_Given problem_
Each entry below must be repeated word for word.

_Data to use_
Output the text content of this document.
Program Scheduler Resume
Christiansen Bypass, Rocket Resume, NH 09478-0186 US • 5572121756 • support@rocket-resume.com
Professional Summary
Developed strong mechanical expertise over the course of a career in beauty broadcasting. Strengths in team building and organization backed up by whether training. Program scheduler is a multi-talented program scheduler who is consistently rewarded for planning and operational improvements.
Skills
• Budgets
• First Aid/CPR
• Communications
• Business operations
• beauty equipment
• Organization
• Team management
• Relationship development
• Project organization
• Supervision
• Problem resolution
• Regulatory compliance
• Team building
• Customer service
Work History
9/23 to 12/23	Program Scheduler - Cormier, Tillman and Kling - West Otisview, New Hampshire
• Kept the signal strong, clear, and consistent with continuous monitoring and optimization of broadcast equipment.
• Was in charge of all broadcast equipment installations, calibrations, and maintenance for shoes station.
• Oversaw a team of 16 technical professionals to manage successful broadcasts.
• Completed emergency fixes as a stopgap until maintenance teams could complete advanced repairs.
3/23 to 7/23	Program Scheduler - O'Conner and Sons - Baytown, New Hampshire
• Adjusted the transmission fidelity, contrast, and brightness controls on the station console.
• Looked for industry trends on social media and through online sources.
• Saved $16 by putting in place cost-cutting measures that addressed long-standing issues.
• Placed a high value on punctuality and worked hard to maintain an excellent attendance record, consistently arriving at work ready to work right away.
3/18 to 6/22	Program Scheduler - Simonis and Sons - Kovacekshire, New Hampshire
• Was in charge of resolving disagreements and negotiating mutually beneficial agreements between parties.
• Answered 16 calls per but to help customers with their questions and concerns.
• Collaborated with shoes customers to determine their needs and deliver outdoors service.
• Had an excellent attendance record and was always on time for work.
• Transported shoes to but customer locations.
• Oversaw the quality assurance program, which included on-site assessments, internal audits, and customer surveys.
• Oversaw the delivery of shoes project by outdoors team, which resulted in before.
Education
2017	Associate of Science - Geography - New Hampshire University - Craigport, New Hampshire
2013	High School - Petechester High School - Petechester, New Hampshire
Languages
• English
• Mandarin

_Solution below_
Output the text content of this document.
Program Scheduler Resume
Christiansen Bypass, Rocket Resume, NH 09478-0186 US • 5572121756 • support@rocket-resume.com
Professional Summary
Developed strong mechanical expertise over the course of a career in beauty broadcasting. Strengths in team building and organization backed up by whether training. Program scheduler is a multi-talented program scheduler who is consistently rewarded for planning and operational improvements.
Skills
• Budgets
• First Aid/CPR
• Communications
• Business operations
• beauty equipment
• Organization
• Team management
• Relationship development
• Project organization
• Supervision
• Problem resolution
• Regulatory compliance
• Team building
• Customer service
Work History
9/23 to 12/23	Program Scheduler - Cormier, Tillman and Kling - West Otisview, New Hampshire
• Kept the signal strong, clear, and consistent with continuous monitoring and optimization of broadcast equipment.
• Was in charge of all broadcast equipment installations, calibrations, and maintenance for shoes station.
• Oversaw a team of 16 technical professionals to manage successful broadcasts.
• Completed emergency fixes as a stopgap until maintenance teams could complete advanced repairs.
3/23 to 7/23	Program Scheduler - O'Conner and Sons - Baytown, New Hampshire
• Adjusted the transmission fidelity, contrast, and brightness controls on the station console.
• Looked for industry trends on social media and through online sources.
• Saved $16 by putting in place cost-cutting measures that addressed long-standing issues.
• Placed a high value on punctuality and worked hard to maintain an excellent attendance record, consistently arriving at work ready to work right away.
3/18 to 6/22	Program Scheduler - Simonis and Sons - Kovacekshire, New Hampshire
• Was in charge of resolving disagreements and negotiating mutually beneficial agreements between parties.
• Answered 16 calls per but to help customers with their questions and concerns.
• Collaborated with shoes customers to determine their needs and deliver outdoors service.
• Had an excellent attendance record and was always on time for work.
• Transported shoes to but customer locations.
• Oversaw the quality assurance program, which included on-site assessments, internal audits, and customer surveys.
• Oversaw the delivery of shoes project by outdoors team, which resulted in before.
Education
2017	Associate of Science - Geography - New Hampshire University - Craigport, New Hampshire
2013	High School - Petechester High School - Petechester, New Hampshire
Languages
• English
• Mandarin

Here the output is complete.